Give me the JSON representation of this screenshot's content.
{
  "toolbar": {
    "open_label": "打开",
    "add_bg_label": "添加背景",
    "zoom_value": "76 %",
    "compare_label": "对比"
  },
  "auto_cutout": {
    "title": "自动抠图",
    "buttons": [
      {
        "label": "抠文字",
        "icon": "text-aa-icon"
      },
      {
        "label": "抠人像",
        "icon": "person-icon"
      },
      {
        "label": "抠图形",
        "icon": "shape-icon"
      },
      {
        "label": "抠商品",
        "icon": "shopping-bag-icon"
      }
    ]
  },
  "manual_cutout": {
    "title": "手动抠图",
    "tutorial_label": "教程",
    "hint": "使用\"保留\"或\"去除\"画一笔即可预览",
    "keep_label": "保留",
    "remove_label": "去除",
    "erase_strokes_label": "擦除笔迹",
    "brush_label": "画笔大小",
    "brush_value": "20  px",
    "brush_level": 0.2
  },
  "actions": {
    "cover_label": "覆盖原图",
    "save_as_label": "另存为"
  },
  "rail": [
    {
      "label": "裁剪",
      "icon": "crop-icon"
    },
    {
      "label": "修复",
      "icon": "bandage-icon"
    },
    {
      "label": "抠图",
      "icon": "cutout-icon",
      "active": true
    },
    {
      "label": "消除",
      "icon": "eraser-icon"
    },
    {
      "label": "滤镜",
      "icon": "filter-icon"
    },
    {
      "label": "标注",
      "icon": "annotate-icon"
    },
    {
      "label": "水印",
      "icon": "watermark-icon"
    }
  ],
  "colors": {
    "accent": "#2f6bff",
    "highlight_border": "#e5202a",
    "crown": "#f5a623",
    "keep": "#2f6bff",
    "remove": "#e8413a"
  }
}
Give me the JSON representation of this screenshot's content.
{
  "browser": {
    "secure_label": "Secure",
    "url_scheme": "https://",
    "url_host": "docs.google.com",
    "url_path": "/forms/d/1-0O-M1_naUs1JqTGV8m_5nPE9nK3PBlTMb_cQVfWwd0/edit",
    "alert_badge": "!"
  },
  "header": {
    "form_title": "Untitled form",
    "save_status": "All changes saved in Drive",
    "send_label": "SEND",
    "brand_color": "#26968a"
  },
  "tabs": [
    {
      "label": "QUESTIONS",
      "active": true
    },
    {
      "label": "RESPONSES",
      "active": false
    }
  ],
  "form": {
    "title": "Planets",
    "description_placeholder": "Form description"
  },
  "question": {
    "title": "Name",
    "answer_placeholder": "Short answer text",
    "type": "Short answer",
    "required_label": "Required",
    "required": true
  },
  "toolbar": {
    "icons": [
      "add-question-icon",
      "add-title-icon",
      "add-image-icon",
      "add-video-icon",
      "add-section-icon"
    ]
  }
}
-------------------------
◆ WHAT IS BEING ASKED: Using the listing, copy every line where the word "text" shows up.

◆ FINAL ANSWER:
        "icon": "text-aa-icon"
    "answer_placeholder": "Short answer text",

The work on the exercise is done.